What the task asks: How many lines of these entries include the string "this"? State the number alone.

Rows from a figure dataset
◇ ◇ ◇ ◇

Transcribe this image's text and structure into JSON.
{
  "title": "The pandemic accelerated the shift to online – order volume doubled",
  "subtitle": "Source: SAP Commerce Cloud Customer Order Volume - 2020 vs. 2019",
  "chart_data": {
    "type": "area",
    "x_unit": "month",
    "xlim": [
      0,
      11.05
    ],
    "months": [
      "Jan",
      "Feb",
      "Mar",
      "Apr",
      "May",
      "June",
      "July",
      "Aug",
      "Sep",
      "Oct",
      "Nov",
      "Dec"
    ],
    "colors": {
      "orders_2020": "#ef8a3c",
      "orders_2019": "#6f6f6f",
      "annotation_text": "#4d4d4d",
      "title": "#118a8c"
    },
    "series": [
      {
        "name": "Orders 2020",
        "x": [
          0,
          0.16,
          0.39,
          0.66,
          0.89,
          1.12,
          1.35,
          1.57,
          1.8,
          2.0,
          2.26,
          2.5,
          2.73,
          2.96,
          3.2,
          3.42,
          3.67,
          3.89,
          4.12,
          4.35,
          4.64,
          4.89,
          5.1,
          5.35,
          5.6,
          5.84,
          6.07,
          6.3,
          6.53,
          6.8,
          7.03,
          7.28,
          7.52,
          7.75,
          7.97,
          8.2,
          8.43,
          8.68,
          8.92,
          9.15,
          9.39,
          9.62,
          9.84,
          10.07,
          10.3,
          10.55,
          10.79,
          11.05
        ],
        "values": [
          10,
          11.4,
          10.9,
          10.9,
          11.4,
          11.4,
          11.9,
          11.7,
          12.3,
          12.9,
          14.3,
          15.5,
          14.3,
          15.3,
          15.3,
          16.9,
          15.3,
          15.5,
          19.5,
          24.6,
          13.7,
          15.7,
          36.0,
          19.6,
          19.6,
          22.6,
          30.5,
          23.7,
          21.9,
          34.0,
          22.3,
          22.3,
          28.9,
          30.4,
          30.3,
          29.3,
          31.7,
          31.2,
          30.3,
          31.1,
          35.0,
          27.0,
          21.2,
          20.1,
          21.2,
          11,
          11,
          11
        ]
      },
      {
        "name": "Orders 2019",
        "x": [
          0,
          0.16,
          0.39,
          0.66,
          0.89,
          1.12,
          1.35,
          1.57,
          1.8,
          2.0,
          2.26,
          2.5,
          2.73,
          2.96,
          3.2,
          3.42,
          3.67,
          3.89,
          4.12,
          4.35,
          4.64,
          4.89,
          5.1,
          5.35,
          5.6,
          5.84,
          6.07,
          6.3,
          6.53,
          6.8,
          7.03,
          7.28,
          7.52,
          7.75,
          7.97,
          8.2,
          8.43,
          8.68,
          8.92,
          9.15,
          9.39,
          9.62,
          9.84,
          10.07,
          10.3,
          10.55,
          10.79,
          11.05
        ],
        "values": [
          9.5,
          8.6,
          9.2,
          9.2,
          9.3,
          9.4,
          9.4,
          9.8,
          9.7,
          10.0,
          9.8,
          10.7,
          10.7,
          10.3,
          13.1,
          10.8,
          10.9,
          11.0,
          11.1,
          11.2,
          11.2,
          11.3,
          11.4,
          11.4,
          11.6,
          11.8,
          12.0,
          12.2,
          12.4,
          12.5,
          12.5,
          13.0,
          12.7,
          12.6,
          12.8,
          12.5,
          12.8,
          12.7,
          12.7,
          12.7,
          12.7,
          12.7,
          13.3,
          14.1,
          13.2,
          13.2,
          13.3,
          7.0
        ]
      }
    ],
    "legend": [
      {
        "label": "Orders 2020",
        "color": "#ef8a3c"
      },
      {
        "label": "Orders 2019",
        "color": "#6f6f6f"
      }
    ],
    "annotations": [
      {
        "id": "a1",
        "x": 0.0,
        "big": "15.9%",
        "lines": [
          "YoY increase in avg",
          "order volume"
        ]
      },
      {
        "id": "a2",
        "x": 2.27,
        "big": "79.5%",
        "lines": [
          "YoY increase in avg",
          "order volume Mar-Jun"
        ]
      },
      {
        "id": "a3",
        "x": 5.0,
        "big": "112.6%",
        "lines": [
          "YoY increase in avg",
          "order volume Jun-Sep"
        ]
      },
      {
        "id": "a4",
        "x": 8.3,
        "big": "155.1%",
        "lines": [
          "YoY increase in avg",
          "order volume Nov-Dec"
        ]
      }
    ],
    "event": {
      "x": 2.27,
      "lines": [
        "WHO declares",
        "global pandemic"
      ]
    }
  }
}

◇ ◇ ◇ ◇

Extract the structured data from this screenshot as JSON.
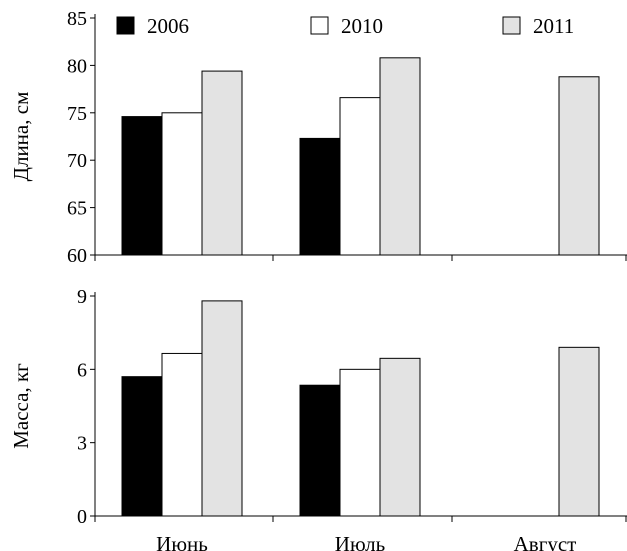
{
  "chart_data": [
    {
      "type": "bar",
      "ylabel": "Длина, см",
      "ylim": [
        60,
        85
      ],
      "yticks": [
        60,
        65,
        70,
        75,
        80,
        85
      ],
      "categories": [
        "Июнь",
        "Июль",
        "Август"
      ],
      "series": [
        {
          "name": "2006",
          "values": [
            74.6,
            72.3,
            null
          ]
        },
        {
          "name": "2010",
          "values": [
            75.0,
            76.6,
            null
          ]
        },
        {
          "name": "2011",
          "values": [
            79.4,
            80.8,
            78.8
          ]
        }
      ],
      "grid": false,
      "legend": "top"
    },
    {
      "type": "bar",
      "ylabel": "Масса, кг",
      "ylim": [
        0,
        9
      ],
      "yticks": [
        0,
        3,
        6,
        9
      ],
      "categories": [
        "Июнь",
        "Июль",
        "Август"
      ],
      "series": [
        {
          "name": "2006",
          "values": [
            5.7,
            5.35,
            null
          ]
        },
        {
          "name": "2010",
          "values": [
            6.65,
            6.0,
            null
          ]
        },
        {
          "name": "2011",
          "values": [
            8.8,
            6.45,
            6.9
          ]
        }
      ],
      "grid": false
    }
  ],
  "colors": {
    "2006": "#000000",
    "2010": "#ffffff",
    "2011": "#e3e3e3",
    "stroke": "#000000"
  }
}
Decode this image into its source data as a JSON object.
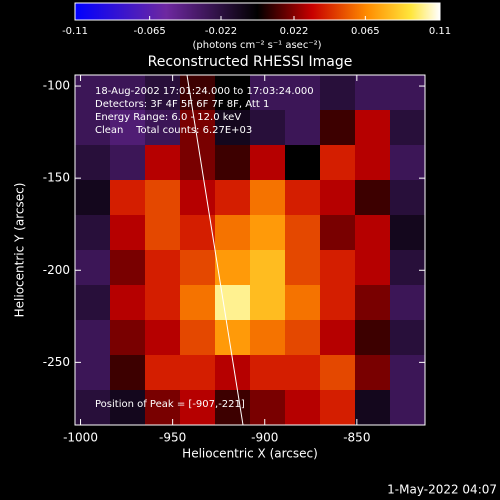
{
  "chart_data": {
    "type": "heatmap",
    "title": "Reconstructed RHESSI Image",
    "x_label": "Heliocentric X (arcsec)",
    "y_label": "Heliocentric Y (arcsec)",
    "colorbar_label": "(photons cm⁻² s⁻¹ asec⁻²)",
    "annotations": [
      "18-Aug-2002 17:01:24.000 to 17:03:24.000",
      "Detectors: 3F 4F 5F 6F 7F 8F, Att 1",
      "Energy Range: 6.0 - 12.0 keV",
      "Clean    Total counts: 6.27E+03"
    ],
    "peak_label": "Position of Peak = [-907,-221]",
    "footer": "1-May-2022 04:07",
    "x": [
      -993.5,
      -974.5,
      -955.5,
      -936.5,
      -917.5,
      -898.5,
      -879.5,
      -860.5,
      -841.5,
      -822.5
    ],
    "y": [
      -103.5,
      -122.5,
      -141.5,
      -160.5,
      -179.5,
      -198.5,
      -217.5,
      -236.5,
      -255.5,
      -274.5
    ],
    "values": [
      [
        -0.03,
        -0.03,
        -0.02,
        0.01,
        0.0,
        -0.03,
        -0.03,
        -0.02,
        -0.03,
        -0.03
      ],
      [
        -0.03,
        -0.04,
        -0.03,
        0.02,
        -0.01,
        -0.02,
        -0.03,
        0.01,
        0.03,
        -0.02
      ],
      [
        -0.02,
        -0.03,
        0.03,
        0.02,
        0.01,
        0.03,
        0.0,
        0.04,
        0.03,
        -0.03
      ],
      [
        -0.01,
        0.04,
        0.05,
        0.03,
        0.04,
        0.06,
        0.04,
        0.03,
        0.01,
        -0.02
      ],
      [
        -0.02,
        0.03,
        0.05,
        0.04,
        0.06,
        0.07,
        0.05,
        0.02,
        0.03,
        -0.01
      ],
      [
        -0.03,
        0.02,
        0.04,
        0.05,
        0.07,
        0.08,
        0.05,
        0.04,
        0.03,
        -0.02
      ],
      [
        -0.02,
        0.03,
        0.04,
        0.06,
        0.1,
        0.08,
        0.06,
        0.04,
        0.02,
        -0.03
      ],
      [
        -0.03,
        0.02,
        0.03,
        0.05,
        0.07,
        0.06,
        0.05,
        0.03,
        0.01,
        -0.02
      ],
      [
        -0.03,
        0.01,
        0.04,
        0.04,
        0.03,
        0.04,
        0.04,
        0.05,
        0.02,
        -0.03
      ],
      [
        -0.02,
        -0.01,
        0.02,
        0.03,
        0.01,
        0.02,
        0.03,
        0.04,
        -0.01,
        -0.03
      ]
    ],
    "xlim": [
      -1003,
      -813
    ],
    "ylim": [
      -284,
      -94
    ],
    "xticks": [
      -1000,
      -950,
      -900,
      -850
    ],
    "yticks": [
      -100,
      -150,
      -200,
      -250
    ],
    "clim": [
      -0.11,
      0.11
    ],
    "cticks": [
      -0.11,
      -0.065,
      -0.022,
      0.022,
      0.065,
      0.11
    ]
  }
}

◇ ◇ ◇ ◇

The reply: 3